WHAT THE TASK REQUIRES - Copy the material from its first line through the line containing "- frame: [327, 16, 521, 239]", changing "section-heading" to "section-title" and keeping everything else the same. Give only those lines.

--- start MATERIAL FOR THIS TASK ---

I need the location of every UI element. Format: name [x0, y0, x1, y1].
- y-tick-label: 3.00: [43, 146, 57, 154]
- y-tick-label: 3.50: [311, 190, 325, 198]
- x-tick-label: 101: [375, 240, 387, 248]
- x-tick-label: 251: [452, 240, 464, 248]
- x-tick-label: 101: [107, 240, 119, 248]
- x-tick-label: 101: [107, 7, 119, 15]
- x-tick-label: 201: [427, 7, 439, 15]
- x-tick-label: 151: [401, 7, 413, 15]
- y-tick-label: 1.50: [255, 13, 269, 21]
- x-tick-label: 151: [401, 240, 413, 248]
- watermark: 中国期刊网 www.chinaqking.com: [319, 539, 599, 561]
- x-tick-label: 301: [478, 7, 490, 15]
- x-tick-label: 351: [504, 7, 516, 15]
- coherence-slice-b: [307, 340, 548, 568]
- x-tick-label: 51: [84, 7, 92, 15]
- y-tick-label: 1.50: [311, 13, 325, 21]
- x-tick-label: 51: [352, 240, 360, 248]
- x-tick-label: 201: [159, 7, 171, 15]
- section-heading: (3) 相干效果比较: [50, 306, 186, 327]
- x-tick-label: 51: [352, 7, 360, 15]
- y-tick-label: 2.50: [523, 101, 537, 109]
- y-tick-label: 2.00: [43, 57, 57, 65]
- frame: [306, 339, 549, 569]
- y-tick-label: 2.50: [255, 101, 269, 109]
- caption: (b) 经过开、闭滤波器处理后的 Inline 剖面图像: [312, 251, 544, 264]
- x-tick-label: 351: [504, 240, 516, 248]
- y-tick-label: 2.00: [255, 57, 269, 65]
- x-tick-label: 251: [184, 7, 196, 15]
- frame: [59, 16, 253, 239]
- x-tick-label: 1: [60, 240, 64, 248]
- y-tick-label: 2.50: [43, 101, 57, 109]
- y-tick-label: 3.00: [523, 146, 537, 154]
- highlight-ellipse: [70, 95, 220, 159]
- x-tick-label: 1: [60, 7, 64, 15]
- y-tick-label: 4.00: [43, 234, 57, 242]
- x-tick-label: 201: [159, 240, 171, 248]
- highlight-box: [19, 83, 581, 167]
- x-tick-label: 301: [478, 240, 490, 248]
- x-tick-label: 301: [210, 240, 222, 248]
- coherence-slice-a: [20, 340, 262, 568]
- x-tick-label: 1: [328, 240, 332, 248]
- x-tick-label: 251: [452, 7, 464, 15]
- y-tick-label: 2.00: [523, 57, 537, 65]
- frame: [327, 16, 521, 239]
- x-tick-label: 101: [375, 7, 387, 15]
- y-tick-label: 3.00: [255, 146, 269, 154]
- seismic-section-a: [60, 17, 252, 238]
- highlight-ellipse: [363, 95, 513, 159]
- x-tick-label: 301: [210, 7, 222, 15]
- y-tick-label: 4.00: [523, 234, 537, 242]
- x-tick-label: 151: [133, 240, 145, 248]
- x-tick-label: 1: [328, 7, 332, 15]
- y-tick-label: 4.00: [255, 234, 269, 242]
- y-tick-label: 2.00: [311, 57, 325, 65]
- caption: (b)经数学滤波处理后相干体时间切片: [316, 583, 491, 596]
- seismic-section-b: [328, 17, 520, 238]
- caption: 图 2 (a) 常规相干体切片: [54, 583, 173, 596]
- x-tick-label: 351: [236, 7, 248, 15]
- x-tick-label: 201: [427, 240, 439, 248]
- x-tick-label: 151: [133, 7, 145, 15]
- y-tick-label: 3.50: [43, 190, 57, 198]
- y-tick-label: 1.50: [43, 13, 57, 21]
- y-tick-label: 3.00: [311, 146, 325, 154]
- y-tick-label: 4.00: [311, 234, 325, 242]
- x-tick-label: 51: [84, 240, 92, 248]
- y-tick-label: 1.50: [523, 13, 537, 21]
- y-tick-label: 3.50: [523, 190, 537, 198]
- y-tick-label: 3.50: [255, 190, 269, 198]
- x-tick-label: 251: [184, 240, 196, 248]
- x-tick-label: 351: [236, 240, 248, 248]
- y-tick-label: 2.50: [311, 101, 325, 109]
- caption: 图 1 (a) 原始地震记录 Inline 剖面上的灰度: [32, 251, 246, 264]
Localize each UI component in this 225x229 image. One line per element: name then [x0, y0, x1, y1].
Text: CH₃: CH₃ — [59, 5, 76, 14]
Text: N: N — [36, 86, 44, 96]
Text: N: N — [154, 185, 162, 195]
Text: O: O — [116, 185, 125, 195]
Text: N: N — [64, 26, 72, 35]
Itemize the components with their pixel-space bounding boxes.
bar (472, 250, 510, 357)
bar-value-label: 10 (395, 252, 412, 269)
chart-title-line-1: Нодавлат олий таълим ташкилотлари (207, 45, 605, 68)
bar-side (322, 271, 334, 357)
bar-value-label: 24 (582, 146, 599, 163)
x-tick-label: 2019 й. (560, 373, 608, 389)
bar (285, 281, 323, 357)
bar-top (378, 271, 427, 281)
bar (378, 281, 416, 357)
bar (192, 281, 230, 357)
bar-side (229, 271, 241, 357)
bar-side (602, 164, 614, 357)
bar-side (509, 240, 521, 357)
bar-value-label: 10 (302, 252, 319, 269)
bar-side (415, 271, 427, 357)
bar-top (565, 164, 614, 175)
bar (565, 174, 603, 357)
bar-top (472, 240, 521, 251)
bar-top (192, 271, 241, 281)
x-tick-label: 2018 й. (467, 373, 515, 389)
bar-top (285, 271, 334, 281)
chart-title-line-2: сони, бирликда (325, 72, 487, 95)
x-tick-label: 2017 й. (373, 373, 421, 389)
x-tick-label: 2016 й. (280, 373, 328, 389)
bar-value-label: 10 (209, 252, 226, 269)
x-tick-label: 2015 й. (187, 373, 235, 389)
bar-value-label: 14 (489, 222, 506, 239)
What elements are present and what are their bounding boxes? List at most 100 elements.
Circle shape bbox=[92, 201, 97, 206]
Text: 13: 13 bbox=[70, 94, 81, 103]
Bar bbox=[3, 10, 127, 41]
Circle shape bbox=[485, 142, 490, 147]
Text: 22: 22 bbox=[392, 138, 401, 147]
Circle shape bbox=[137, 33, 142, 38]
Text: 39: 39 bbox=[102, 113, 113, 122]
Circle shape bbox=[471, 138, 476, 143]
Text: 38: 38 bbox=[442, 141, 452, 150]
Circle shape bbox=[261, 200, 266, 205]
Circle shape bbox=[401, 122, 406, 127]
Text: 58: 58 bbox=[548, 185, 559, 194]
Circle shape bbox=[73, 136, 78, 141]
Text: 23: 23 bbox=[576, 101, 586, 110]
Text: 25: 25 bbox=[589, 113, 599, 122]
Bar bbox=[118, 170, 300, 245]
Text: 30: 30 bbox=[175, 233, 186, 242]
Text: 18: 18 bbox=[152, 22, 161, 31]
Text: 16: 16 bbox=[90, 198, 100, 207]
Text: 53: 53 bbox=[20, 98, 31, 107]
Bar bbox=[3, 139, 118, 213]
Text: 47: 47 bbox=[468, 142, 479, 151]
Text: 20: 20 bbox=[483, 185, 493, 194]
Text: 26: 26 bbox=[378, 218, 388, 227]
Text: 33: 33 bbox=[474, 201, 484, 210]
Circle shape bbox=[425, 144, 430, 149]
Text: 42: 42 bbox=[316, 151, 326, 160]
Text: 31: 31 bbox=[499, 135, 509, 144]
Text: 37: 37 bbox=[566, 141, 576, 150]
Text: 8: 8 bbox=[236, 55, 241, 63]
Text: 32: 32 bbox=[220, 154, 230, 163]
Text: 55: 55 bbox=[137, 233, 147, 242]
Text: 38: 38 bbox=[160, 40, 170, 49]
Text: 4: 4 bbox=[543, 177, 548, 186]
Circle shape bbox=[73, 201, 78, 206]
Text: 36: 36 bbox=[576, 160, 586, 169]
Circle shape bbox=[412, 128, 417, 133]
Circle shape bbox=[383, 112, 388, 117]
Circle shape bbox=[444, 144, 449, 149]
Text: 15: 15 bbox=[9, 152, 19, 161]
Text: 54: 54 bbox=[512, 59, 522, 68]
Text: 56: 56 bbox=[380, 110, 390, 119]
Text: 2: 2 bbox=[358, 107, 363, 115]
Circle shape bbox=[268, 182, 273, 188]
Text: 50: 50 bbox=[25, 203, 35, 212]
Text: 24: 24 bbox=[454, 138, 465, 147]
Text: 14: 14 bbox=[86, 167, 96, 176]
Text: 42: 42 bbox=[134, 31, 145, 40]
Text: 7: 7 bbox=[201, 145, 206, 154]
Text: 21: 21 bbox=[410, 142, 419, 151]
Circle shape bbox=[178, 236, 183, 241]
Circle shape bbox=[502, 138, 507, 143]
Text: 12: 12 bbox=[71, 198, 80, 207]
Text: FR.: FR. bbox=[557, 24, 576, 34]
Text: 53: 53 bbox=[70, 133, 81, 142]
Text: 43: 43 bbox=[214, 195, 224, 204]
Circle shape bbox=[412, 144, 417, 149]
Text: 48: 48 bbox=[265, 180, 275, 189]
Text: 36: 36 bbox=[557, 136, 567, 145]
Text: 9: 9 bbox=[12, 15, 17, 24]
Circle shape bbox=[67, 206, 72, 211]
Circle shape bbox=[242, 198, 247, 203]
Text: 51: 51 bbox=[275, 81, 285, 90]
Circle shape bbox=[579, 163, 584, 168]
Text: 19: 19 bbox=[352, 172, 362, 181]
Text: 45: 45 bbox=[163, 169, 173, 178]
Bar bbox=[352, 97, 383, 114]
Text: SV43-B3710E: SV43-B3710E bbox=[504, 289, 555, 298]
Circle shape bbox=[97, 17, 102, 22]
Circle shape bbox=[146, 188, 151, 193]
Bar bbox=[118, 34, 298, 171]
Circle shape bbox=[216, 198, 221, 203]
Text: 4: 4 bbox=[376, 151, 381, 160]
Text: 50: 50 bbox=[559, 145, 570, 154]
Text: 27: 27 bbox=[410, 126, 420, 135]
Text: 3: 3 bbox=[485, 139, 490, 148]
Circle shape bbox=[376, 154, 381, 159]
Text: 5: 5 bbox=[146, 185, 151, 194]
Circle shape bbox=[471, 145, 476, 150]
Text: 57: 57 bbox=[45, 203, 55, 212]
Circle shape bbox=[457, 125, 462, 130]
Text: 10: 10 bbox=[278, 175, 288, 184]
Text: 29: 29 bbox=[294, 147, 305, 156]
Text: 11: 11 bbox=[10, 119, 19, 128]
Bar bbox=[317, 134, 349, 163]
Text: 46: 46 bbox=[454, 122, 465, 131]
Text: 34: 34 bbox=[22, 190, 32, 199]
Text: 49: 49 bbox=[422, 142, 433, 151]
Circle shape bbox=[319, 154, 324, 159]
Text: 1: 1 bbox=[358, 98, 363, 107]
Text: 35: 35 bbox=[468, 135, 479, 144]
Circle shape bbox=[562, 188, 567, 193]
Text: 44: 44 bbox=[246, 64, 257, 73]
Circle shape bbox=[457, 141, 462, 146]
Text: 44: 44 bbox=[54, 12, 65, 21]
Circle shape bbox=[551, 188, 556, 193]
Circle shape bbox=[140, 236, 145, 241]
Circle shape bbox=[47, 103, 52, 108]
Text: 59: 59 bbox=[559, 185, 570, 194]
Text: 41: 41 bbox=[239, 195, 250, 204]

--- end MATERIAL FOR THIS TASK ---

RESULT OF THE EXERCISE -
I need the location of every UI element. Format: name [x0, y0, x1, y1].
- y-tick-label: 3.00: [43, 146, 57, 154]
- y-tick-label: 3.50: [311, 190, 325, 198]
- x-tick-label: 101: [375, 240, 387, 248]
- x-tick-label: 251: [452, 240, 464, 248]
- x-tick-label: 101: [107, 240, 119, 248]
- x-tick-label: 101: [107, 7, 119, 15]
- x-tick-label: 201: [427, 7, 439, 15]
- x-tick-label: 151: [401, 7, 413, 15]
- y-tick-label: 1.50: [255, 13, 269, 21]
- x-tick-label: 151: [401, 240, 413, 248]
- watermark: 中国期刊网 www.chinaqking.com: [319, 539, 599, 561]
- x-tick-label: 301: [478, 7, 490, 15]
- x-tick-label: 351: [504, 7, 516, 15]
- coherence-slice-b: [307, 340, 548, 568]
- x-tick-label: 51: [84, 7, 92, 15]
- y-tick-label: 1.50: [311, 13, 325, 21]
- x-tick-label: 51: [352, 240, 360, 248]
- x-tick-label: 201: [159, 7, 171, 15]
- section-title: (3) 相干效果比较: [50, 306, 186, 327]
- x-tick-label: 51: [352, 7, 360, 15]
- y-tick-label: 2.50: [523, 101, 537, 109]
- y-tick-label: 2.00: [43, 57, 57, 65]
- frame: [306, 339, 549, 569]
- y-tick-label: 2.50: [255, 101, 269, 109]
- caption: (b) 经过开、闭滤波器处理后的 Inline 剖面图像: [312, 251, 544, 264]
- x-tick-label: 351: [504, 240, 516, 248]
- y-tick-label: 2.00: [255, 57, 269, 65]
- x-tick-label: 251: [184, 7, 196, 15]
- frame: [59, 16, 253, 239]
- x-tick-label: 1: [60, 240, 64, 248]
- y-tick-label: 2.50: [43, 101, 57, 109]
- y-tick-label: 3.00: [523, 146, 537, 154]
- highlight-ellipse: [70, 95, 220, 159]
- x-tick-label: 1: [60, 7, 64, 15]
- y-tick-label: 4.00: [43, 234, 57, 242]
- x-tick-label: 201: [159, 240, 171, 248]
- highlight-box: [19, 83, 581, 167]
- x-tick-label: 301: [478, 240, 490, 248]
- x-tick-label: 301: [210, 240, 222, 248]
- coherence-slice-a: [20, 340, 262, 568]
- x-tick-label: 1: [328, 240, 332, 248]
- x-tick-label: 251: [452, 7, 464, 15]
- y-tick-label: 2.00: [523, 57, 537, 65]
- frame: [327, 16, 521, 239]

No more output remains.